# start of Items

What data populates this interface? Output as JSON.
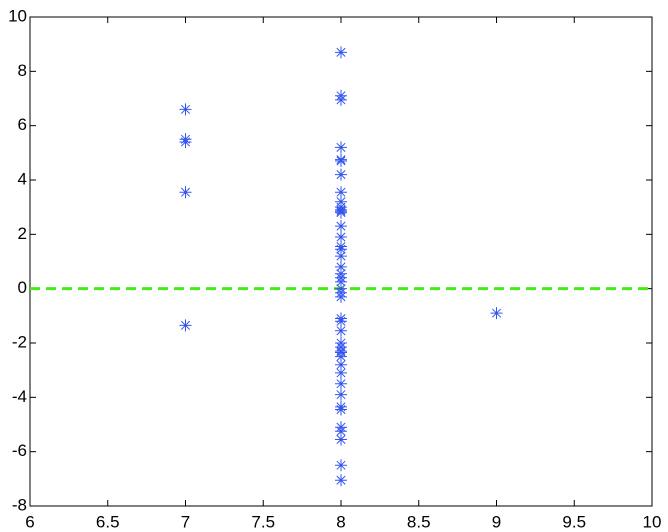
{
  "chart_data": {
    "type": "scatter",
    "x": [
      7,
      7,
      7,
      7,
      7,
      9,
      8,
      8,
      8,
      8,
      8,
      8,
      8,
      8,
      8,
      8,
      8,
      8,
      8,
      8,
      8,
      8,
      8,
      8,
      8,
      8,
      8,
      8,
      8,
      8,
      8,
      8,
      8,
      8,
      8,
      8,
      8,
      8,
      8,
      8,
      8,
      8,
      8,
      8,
      8,
      8,
      8,
      8,
      8,
      8
    ],
    "y": [
      6.6,
      5.5,
      5.4,
      3.55,
      -1.35,
      -0.9,
      8.7,
      7.1,
      6.95,
      5.2,
      4.75,
      4.7,
      4.2,
      3.55,
      3.2,
      3.0,
      2.9,
      2.85,
      2.8,
      2.3,
      1.9,
      1.55,
      1.45,
      1.2,
      0.8,
      0.55,
      0.4,
      0.25,
      0,
      -0.15,
      -0.3,
      -1.1,
      -1.2,
      -1.55,
      -2.0,
      -2.15,
      -2.3,
      -2.35,
      -2.5,
      -2.8,
      -3.1,
      -3.5,
      -3.9,
      -4.35,
      -4.45,
      -5.1,
      -5.25,
      -5.55,
      -6.5,
      -7.05
    ],
    "color": "#3355ee",
    "hline": 0,
    "hline_color": "#44ee11",
    "xlim": [
      6,
      10
    ],
    "xticks": [
      6,
      6.5,
      7,
      7.5,
      8,
      8.5,
      9,
      9.5,
      10
    ],
    "ylim": [
      -8,
      10
    ],
    "yticks": [
      -8,
      -6,
      -4,
      -2,
      0,
      2,
      4,
      6,
      8,
      10
    ],
    "grid": false
  }
}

# end of Items

§ Your goal
Transcribe every entry word for word, but skip the pictures.

§ Response to the exercise
What data populates this interface? Output as JSON.
{
  "chart_data": {
    "type": "scatter",
    "x": [
      7,
      7,
      7,
      7,
      7,
      9,
      8,
      8,
      8,
      8,
      8,
      8,
      8,
      8,
      8,
      8,
      8,
      8,
      8,
      8,
      8,
      8,
      8,
      8,
      8,
      8,
      8,
      8,
      8,
      8,
      8,
      8,
      8,
      8,
      8,
      8,
      8,
      8,
      8,
      8,
      8,
      8,
      8,
      8,
      8,
      8,
      8,
      8,
      8,
      8
    ],
    "y": [
      6.6,
      5.5,
      5.4,
      3.55,
      -1.35,
      -0.9,
      8.7,
      7.1,
      6.95,
      5.2,
      4.75,
      4.7,
      4.2,
      3.55,
      3.2,
      3.0,
      2.9,
      2.85,
      2.8,
      2.3,
      1.9,
      1.55,
      1.45,
      1.2,
      0.8,
      0.55,
      0.4,
      0.25,
      0,
      -0.15,
      -0.3,
      -1.1,
      -1.2,
      -1.55,
      -2.0,
      -2.15,
      -2.3,
      -2.35,
      -2.5,
      -2.8,
      -3.1,
      -3.5,
      -3.9,
      -4.35,
      -4.45,
      -5.1,
      -5.25,
      -5.55,
      -6.5,
      -7.05
    ],
    "color": "#3355ee",
    "hline": 0,
    "hline_color": "#44ee11",
    "xlim": [
      6,
      10
    ],
    "xticks": [
      6,
      6.5,
      7,
      7.5,
      8,
      8.5,
      9,
      9.5,
      10
    ],
    "ylim": [
      -8,
      10
    ],
    "yticks": [
      -8,
      -6,
      -4,
      -2,
      0,
      2,
      4,
      6,
      8,
      10
    ],
    "grid": false
  }
}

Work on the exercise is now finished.